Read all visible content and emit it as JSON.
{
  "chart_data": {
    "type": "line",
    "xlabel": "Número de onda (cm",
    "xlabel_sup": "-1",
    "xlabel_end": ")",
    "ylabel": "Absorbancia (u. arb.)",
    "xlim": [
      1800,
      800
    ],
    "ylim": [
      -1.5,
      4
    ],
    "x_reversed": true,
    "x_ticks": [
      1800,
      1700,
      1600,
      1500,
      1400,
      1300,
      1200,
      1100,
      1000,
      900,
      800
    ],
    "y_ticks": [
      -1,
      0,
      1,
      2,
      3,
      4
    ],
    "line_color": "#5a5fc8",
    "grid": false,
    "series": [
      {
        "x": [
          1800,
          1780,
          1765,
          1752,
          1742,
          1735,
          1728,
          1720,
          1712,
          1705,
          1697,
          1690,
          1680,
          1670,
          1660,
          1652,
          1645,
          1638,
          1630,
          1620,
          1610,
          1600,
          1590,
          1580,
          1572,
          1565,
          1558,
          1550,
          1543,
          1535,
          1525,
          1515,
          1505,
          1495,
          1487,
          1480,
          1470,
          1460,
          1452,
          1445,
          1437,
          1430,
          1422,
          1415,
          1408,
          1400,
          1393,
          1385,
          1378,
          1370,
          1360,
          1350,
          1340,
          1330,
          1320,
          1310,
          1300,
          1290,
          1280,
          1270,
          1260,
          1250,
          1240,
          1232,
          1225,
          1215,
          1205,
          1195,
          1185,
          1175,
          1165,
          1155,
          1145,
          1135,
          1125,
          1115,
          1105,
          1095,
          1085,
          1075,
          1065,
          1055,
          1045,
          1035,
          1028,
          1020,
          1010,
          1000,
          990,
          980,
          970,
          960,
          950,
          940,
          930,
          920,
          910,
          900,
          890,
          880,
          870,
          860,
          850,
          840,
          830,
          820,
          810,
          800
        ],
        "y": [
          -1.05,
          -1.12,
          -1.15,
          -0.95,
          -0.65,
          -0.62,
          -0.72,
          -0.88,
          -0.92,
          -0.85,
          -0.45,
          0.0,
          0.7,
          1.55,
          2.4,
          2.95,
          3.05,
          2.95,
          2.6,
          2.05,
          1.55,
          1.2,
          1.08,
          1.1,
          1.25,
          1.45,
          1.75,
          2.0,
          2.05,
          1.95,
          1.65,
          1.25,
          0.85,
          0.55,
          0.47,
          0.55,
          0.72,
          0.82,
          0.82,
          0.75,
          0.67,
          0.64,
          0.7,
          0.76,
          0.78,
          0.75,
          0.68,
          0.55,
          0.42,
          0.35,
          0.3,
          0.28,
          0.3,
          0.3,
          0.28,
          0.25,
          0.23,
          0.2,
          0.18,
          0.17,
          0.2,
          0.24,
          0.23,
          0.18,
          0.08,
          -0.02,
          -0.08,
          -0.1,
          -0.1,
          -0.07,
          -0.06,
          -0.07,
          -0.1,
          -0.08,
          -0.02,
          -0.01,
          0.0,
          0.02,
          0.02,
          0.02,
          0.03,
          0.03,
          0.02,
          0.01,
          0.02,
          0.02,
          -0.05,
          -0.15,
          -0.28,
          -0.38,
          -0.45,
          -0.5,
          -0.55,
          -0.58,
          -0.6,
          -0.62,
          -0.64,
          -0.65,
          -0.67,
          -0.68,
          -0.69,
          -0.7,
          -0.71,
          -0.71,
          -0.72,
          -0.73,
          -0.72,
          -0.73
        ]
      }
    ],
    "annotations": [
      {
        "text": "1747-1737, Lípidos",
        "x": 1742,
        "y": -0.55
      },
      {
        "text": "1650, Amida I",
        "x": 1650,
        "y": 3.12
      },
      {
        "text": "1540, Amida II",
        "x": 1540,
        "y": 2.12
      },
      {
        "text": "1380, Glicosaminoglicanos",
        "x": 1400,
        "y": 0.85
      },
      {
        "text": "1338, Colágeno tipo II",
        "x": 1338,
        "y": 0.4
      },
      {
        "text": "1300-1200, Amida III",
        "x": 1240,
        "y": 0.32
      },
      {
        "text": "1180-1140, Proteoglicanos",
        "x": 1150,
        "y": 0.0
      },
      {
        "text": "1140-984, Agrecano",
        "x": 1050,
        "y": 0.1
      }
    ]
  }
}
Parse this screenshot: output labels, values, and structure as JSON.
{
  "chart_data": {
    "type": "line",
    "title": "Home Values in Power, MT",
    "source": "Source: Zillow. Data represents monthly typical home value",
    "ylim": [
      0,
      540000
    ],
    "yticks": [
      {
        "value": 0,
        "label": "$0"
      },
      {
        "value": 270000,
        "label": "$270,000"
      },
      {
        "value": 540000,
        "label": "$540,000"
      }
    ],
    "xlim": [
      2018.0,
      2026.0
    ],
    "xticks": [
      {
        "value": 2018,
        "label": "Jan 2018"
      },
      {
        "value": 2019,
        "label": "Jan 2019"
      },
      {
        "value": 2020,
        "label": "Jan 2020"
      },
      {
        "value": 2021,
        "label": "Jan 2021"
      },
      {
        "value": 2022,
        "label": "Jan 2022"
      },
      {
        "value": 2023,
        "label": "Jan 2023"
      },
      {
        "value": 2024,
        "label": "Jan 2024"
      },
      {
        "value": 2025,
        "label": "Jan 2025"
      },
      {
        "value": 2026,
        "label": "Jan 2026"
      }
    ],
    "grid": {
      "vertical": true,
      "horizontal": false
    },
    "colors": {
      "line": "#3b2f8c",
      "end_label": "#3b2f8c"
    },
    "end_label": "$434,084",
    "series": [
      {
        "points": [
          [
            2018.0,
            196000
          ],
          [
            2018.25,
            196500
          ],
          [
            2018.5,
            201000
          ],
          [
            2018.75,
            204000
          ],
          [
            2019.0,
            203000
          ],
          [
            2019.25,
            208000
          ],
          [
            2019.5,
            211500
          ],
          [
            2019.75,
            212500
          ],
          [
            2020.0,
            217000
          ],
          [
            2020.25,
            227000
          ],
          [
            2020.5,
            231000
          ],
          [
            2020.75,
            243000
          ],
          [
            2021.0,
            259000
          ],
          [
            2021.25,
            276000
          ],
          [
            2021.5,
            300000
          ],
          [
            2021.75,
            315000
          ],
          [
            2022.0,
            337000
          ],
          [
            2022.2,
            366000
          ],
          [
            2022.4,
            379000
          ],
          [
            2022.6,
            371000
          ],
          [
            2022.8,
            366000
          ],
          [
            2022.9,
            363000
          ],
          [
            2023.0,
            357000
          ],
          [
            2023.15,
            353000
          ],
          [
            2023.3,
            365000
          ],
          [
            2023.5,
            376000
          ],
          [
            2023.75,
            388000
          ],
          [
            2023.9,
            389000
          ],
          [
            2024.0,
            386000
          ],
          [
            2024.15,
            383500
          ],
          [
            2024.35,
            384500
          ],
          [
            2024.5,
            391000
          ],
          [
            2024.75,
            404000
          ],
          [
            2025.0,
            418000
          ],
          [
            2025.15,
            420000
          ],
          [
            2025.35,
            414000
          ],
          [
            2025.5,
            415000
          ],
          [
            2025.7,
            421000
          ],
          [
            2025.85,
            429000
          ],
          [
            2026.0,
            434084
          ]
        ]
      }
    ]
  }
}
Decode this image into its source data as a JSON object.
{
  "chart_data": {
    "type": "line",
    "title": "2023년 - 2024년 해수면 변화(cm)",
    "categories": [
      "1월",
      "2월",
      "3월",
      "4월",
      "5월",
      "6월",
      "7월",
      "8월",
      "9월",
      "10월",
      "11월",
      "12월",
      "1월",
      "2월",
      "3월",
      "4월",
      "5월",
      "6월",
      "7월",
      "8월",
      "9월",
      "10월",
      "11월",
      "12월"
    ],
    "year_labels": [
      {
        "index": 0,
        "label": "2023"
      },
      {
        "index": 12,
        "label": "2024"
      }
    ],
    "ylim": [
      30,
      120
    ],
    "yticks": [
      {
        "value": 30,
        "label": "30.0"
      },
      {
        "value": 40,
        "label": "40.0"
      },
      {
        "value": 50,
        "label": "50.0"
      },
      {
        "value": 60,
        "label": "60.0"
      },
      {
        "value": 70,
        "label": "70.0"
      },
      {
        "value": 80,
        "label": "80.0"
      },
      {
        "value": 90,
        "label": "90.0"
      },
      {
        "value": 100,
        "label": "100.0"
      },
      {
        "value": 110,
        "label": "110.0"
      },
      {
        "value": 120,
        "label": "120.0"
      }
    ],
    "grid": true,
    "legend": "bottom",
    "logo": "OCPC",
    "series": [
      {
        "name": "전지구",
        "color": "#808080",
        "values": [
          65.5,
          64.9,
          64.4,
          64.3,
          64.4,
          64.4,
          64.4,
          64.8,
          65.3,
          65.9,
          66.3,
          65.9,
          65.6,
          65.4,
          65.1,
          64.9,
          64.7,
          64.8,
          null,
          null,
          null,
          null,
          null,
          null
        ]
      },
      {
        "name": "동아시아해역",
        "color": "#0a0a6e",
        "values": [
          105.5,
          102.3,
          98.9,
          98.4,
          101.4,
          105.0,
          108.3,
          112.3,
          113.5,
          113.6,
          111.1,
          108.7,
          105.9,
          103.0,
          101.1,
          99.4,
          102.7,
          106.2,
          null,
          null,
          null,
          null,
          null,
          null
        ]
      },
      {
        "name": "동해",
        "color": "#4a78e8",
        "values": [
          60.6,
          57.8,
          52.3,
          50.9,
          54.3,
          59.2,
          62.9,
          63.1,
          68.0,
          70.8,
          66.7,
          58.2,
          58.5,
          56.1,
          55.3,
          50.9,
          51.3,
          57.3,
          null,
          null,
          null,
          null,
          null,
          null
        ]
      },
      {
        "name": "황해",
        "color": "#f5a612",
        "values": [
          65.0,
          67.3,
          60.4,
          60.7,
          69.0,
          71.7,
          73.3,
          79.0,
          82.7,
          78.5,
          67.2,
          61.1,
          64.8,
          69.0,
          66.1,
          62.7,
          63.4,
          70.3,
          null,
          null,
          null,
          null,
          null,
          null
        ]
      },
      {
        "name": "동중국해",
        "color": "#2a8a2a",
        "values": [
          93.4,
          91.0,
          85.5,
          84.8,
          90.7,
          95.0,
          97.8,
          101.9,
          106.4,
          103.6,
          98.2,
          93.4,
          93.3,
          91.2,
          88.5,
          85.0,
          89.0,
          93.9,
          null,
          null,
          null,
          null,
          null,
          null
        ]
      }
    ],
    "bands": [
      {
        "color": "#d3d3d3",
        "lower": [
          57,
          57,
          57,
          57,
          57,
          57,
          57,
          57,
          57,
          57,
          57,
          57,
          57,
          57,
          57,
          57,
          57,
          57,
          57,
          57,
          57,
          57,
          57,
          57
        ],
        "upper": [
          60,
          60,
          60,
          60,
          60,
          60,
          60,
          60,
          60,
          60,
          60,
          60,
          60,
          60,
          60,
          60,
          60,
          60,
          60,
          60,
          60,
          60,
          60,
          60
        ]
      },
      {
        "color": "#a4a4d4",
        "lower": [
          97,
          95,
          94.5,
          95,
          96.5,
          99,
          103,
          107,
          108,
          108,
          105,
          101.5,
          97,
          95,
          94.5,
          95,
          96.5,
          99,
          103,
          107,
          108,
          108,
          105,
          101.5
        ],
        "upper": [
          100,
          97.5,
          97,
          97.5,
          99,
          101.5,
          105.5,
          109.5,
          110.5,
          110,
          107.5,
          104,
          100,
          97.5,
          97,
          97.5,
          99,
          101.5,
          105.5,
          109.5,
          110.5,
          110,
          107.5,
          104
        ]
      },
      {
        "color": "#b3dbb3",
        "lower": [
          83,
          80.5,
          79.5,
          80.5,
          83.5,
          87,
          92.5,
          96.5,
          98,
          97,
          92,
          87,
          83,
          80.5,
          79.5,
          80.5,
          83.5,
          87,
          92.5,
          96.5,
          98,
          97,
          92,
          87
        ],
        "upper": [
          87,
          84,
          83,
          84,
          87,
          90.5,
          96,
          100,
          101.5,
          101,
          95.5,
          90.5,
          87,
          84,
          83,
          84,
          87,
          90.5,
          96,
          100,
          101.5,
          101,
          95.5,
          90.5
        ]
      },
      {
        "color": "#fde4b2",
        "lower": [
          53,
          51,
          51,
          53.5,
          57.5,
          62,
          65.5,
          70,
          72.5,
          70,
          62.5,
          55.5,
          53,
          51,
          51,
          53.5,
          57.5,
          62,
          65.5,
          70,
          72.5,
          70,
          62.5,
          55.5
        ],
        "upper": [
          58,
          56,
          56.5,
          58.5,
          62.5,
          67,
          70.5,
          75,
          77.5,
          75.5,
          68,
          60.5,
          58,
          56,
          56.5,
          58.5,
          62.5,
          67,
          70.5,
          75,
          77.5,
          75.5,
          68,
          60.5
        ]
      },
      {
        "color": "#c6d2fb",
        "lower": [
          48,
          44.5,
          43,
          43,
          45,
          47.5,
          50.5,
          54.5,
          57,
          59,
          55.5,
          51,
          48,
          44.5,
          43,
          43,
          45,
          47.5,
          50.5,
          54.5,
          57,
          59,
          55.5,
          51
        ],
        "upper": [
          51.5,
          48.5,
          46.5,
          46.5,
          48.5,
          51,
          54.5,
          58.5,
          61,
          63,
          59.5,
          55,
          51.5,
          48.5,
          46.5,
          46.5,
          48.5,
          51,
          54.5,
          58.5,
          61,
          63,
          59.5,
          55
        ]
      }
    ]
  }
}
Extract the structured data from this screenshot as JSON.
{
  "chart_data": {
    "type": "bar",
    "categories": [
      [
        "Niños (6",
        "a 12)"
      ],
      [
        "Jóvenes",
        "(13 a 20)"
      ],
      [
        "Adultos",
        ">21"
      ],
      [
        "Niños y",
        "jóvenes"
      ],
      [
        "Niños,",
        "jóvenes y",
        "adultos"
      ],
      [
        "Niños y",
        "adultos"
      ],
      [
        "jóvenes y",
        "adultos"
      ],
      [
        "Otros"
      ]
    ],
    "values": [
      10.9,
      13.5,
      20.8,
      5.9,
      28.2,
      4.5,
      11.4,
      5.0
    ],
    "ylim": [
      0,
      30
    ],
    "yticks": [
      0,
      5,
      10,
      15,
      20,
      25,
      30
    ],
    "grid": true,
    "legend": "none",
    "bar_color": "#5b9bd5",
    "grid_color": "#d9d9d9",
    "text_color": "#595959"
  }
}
-----
## PROBLEM DESCRIPTION
State the count of lines that contain the string "source". Nothing else is needed.

## RESPONSE TO THIS EXERCISE
2